## WHAT IS ASKED
Write the next part of the passage on feminism and the rethinking of socialism, picking up after its final sentence.
* Start ARTICLE *
Looking back, feminism provided me with the tools to work toward a new kind of socialism.... I think feminist socialism hasn’t been realised, and yet I also think that it's so obvious!

I'm repeatedly shocked by the fact that the relevance of feminism for the rethinking of socialism hasn't been taken on board, and that the left has trudged on as usual, making its usual mistakes, pretty much as if feminism had never really done more than 'put women on the agenda'. The left adopted policies towards women, but has not carried out a fundamental rethink of socialism, which is what I felt feminism was enabling us to do.

...

Then there's power as transformative capacity: the power to change things, to do things. Sometimes referred to 'power to'. That was the kind of power the women's movement was illustrating, transformative power and capacity, and I think that’s a very useful concept now.

...
* End ARTICLE *
* Start ROWS *
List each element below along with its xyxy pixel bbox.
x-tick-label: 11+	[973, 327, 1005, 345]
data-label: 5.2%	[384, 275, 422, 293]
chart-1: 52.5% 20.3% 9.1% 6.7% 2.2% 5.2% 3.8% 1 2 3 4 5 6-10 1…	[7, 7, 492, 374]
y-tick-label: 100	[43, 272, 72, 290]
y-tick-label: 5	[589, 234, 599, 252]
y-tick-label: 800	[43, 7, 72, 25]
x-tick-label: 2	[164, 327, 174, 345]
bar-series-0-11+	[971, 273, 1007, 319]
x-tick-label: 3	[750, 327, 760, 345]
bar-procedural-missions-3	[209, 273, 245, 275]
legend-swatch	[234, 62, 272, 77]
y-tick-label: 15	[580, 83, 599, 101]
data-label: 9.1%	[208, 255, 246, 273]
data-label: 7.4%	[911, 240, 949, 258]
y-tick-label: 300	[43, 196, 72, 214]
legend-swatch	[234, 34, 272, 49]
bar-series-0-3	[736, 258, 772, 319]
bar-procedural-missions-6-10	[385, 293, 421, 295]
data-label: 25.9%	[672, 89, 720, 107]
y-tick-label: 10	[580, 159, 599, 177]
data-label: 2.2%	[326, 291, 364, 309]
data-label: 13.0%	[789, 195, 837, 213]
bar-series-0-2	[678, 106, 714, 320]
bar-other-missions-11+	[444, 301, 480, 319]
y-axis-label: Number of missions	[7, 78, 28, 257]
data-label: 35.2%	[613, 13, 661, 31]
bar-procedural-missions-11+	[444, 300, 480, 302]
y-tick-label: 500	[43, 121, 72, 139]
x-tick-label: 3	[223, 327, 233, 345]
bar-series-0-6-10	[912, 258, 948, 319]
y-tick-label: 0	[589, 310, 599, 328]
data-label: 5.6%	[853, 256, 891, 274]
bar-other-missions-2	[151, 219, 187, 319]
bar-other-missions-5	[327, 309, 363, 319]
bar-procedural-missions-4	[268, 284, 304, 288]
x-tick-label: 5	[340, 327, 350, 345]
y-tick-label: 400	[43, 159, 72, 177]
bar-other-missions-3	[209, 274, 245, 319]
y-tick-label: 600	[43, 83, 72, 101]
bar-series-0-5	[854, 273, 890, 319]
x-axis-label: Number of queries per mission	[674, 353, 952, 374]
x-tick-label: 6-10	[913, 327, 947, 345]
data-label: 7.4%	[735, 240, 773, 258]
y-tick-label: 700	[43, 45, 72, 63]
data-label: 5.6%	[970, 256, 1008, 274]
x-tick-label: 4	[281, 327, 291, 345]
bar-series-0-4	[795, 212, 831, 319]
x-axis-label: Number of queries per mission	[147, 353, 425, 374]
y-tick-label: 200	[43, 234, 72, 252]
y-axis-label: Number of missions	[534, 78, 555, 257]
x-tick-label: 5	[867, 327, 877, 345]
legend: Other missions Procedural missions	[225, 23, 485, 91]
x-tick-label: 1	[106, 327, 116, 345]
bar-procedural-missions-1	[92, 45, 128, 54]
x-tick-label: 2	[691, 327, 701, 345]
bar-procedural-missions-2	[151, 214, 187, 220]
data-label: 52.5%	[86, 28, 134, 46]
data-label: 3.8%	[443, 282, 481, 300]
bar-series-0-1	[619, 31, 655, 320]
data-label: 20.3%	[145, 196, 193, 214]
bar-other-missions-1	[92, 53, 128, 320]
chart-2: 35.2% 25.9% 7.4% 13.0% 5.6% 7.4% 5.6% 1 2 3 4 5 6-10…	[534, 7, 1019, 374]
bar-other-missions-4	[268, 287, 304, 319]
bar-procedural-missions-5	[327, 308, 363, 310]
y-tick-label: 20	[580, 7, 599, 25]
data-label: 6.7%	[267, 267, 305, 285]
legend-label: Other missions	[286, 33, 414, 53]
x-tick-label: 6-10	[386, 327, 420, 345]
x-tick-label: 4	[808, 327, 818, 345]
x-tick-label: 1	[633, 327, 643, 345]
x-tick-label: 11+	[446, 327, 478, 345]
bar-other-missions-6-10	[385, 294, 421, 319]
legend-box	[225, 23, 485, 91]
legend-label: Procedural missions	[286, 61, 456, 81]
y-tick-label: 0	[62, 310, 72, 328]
* End ROWS *
## WRITTEN ANSWER
This recognition of a transformative capacity that lies amongst the mass of people completely changes the nature of socialism, which has most often been based exclusively on the idea of power over - when you capture the means of power over production, over resources, and deliver it in this paternalistic way, without any recognition of the kind of power people actually have in their own capacity to refuse, and to change. Without any recognition of the dependence of existing power structures on actual people as knowledgeable and creative human beings.

...

The women's movement was about individual realisation; we were there as individuals, because of our own personal pain, oppression and feelings; but we understood very quickly that in no way could we realise our potential as women without a social movement, without a power - often in alliance with other social movements - without changing the structures that underlie those oppressive social relations.